▸ **Given exercise**:
Produce a word-for-word copy of the listing below without its pictures.

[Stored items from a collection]
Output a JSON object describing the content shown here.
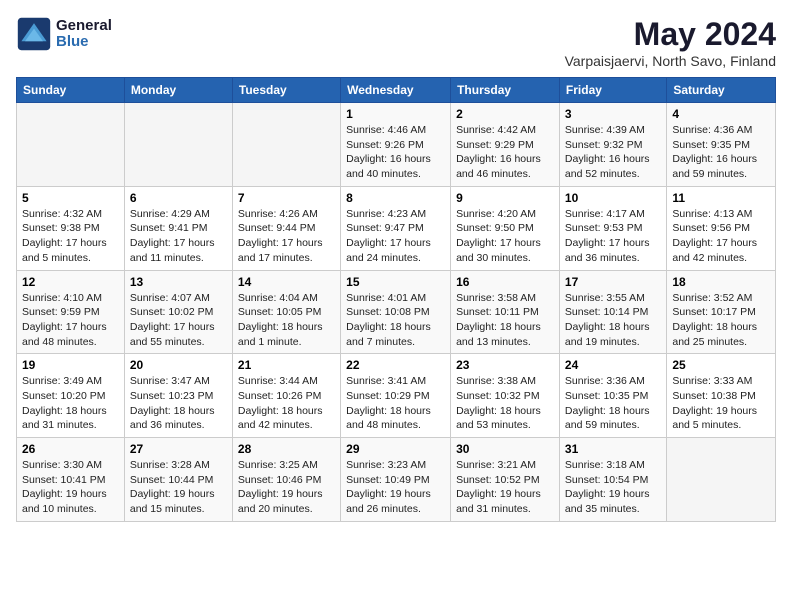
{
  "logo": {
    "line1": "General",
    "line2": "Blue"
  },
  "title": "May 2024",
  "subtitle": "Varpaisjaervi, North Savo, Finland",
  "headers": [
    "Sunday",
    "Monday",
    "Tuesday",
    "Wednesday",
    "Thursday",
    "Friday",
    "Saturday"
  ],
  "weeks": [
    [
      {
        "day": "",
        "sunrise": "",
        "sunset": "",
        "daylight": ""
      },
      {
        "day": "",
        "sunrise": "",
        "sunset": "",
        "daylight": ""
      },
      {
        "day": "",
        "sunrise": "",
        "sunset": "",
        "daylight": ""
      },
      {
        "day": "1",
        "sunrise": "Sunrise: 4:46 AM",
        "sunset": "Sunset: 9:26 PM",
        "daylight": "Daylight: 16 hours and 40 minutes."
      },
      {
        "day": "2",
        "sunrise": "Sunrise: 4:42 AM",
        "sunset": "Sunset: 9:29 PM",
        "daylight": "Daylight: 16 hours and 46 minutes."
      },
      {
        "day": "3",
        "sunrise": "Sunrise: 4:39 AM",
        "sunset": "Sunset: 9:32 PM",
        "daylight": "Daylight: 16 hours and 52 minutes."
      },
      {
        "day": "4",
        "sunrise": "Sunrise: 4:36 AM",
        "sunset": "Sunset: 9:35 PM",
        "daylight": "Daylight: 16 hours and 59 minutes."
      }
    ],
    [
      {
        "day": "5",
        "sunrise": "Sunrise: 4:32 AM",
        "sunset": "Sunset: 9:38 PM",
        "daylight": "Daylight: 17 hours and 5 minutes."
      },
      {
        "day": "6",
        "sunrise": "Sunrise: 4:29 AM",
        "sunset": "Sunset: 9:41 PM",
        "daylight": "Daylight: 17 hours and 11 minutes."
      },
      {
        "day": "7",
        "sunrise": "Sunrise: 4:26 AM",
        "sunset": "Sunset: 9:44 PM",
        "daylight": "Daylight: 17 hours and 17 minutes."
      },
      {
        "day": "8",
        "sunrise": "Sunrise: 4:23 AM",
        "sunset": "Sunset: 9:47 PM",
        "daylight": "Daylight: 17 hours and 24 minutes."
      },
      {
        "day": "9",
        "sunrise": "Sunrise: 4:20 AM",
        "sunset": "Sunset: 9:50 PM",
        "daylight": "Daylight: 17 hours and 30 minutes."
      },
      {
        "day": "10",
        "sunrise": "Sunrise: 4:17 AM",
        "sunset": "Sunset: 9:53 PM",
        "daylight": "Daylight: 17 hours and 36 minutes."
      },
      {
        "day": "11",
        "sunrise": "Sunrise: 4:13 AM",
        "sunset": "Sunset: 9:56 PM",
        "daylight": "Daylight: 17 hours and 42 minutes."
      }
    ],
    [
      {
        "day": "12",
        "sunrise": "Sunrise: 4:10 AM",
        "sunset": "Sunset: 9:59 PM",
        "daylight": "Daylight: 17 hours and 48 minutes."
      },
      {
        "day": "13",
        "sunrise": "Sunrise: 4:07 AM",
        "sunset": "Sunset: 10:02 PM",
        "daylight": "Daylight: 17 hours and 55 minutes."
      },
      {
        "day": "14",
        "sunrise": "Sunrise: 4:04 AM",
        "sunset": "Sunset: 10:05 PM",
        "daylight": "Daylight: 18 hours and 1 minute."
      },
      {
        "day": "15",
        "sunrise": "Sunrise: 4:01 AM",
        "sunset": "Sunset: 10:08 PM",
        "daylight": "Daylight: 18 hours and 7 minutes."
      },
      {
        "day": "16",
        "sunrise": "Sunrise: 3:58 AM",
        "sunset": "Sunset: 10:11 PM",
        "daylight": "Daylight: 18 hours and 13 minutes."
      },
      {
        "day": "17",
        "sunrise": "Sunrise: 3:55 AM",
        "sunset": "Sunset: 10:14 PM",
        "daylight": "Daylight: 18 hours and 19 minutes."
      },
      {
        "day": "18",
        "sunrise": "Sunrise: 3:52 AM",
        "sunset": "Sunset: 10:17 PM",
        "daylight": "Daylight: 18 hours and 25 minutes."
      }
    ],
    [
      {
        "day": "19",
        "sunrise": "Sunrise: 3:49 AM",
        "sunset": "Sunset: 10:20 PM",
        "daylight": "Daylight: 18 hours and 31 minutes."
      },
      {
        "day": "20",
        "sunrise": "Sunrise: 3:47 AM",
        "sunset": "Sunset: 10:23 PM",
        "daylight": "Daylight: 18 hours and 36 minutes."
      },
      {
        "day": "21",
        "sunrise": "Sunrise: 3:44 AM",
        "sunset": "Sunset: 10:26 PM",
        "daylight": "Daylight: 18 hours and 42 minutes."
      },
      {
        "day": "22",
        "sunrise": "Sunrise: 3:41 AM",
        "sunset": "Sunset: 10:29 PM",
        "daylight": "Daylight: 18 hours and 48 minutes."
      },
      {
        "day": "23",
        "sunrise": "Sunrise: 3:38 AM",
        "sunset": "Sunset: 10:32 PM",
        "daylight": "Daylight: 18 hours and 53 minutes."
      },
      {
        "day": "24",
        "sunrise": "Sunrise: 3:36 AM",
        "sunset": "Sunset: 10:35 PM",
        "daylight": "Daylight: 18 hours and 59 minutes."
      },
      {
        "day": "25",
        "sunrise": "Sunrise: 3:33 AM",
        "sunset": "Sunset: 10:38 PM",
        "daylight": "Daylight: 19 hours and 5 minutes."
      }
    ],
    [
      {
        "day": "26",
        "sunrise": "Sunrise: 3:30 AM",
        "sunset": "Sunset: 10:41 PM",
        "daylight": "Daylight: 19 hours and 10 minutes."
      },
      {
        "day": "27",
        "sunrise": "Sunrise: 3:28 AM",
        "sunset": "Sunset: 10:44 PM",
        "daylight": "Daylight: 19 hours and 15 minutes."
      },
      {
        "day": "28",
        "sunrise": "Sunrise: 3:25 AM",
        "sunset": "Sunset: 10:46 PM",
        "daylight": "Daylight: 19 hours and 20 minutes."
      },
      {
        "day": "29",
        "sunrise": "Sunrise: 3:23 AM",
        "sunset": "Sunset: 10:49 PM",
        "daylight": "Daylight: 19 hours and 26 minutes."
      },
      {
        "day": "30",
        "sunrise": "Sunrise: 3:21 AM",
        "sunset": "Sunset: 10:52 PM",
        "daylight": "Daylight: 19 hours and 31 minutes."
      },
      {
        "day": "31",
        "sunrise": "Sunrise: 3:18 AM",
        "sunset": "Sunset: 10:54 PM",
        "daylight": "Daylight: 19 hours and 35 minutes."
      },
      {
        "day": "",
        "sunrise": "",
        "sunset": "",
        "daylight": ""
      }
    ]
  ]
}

▸ **Solution below**:
Output a JSON object describing the content shown here.
{
  "logo": {
    "line1": "General",
    "line2": "Blue"
  },
  "title": "May 2024",
  "subtitle": "Varpaisjaervi, North Savo, Finland",
  "headers": [
    "Sunday",
    "Monday",
    "Tuesday",
    "Wednesday",
    "Thursday",
    "Friday",
    "Saturday"
  ],
  "weeks": [
    [
      {
        "day": "",
        "sunrise": "",
        "sunset": "",
        "daylight": ""
      },
      {
        "day": "",
        "sunrise": "",
        "sunset": "",
        "daylight": ""
      },
      {
        "day": "",
        "sunrise": "",
        "sunset": "",
        "daylight": ""
      },
      {
        "day": "1",
        "sunrise": "Sunrise: 4:46 AM",
        "sunset": "Sunset: 9:26 PM",
        "daylight": "Daylight: 16 hours and 40 minutes."
      },
      {
        "day": "2",
        "sunrise": "Sunrise: 4:42 AM",
        "sunset": "Sunset: 9:29 PM",
        "daylight": "Daylight: 16 hours and 46 minutes."
      },
      {
        "day": "3",
        "sunrise": "Sunrise: 4:39 AM",
        "sunset": "Sunset: 9:32 PM",
        "daylight": "Daylight: 16 hours and 52 minutes."
      },
      {
        "day": "4",
        "sunrise": "Sunrise: 4:36 AM",
        "sunset": "Sunset: 9:35 PM",
        "daylight": "Daylight: 16 hours and 59 minutes."
      }
    ],
    [
      {
        "day": "5",
        "sunrise": "Sunrise: 4:32 AM",
        "sunset": "Sunset: 9:38 PM",
        "daylight": "Daylight: 17 hours and 5 minutes."
      },
      {
        "day": "6",
        "sunrise": "Sunrise: 4:29 AM",
        "sunset": "Sunset: 9:41 PM",
        "daylight": "Daylight: 17 hours and 11 minutes."
      },
      {
        "day": "7",
        "sunrise": "Sunrise: 4:26 AM",
        "sunset": "Sunset: 9:44 PM",
        "daylight": "Daylight: 17 hours and 17 minutes."
      },
      {
        "day": "8",
        "sunrise": "Sunrise: 4:23 AM",
        "sunset": "Sunset: 9:47 PM",
        "daylight": "Daylight: 17 hours and 24 minutes."
      },
      {
        "day": "9",
        "sunrise": "Sunrise: 4:20 AM",
        "sunset": "Sunset: 9:50 PM",
        "daylight": "Daylight: 17 hours and 30 minutes."
      },
      {
        "day": "10",
        "sunrise": "Sunrise: 4:17 AM",
        "sunset": "Sunset: 9:53 PM",
        "daylight": "Daylight: 17 hours and 36 minutes."
      },
      {
        "day": "11",
        "sunrise": "Sunrise: 4:13 AM",
        "sunset": "Sunset: 9:56 PM",
        "daylight": "Daylight: 17 hours and 42 minutes."
      }
    ],
    [
      {
        "day": "12",
        "sunrise": "Sunrise: 4:10 AM",
        "sunset": "Sunset: 9:59 PM",
        "daylight": "Daylight: 17 hours and 48 minutes."
      },
      {
        "day": "13",
        "sunrise": "Sunrise: 4:07 AM",
        "sunset": "Sunset: 10:02 PM",
        "daylight": "Daylight: 17 hours and 55 minutes."
      },
      {
        "day": "14",
        "sunrise": "Sunrise: 4:04 AM",
        "sunset": "Sunset: 10:05 PM",
        "daylight": "Daylight: 18 hours and 1 minute."
      },
      {
        "day": "15",
        "sunrise": "Sunrise: 4:01 AM",
        "sunset": "Sunset: 10:08 PM",
        "daylight": "Daylight: 18 hours and 7 minutes."
      },
      {
        "day": "16",
        "sunrise": "Sunrise: 3:58 AM",
        "sunset": "Sunset: 10:11 PM",
        "daylight": "Daylight: 18 hours and 13 minutes."
      },
      {
        "day": "17",
        "sunrise": "Sunrise: 3:55 AM",
        "sunset": "Sunset: 10:14 PM",
        "daylight": "Daylight: 18 hours and 19 minutes."
      },
      {
        "day": "18",
        "sunrise": "Sunrise: 3:52 AM",
        "sunset": "Sunset: 10:17 PM",
        "daylight": "Daylight: 18 hours and 25 minutes."
      }
    ],
    [
      {
        "day": "19",
        "sunrise": "Sunrise: 3:49 AM",
        "sunset": "Sunset: 10:20 PM",
        "daylight": "Daylight: 18 hours and 31 minutes."
      },
      {
        "day": "20",
        "sunrise": "Sunrise: 3:47 AM",
        "sunset": "Sunset: 10:23 PM",
        "daylight": "Daylight: 18 hours and 36 minutes."
      },
      {
        "day": "21",
        "sunrise": "Sunrise: 3:44 AM",
        "sunset": "Sunset: 10:26 PM",
        "daylight": "Daylight: 18 hours and 42 minutes."
      },
      {
        "day": "22",
        "sunrise": "Sunrise: 3:41 AM",
        "sunset": "Sunset: 10:29 PM",
        "daylight": "Daylight: 18 hours and 48 minutes."
      },
      {
        "day": "23",
        "sunrise": "Sunrise: 3:38 AM",
        "sunset": "Sunset: 10:32 PM",
        "daylight": "Daylight: 18 hours and 53 minutes."
      },
      {
        "day": "24",
        "sunrise": "Sunrise: 3:36 AM",
        "sunset": "Sunset: 10:35 PM",
        "daylight": "Daylight: 18 hours and 59 minutes."
      },
      {
        "day": "25",
        "sunrise": "Sunrise: 3:33 AM",
        "sunset": "Sunset: 10:38 PM",
        "daylight": "Daylight: 19 hours and 5 minutes."
      }
    ],
    [
      {
        "day": "26",
        "sunrise": "Sunrise: 3:30 AM",
        "sunset": "Sunset: 10:41 PM",
        "daylight": "Daylight: 19 hours and 10 minutes."
      },
      {
        "day": "27",
        "sunrise": "Sunrise: 3:28 AM",
        "sunset": "Sunset: 10:44 PM",
        "daylight": "Daylight: 19 hours and 15 minutes."
      },
      {
        "day": "28",
        "sunrise": "Sunrise: 3:25 AM",
        "sunset": "Sunset: 10:46 PM",
        "daylight": "Daylight: 19 hours and 20 minutes."
      },
      {
        "day": "29",
        "sunrise": "Sunrise: 3:23 AM",
        "sunset": "Sunset: 10:49 PM",
        "daylight": "Daylight: 19 hours and 26 minutes."
      },
      {
        "day": "30",
        "sunrise": "Sunrise: 3:21 AM",
        "sunset": "Sunset: 10:52 PM",
        "daylight": "Daylight: 19 hours and 31 minutes."
      },
      {
        "day": "31",
        "sunrise": "Sunrise: 3:18 AM",
        "sunset": "Sunset: 10:54 PM",
        "daylight": "Daylight: 19 hours and 35 minutes."
      },
      {
        "day": "",
        "sunrise": "",
        "sunset": "",
        "daylight": ""
      }
    ]
  ]
}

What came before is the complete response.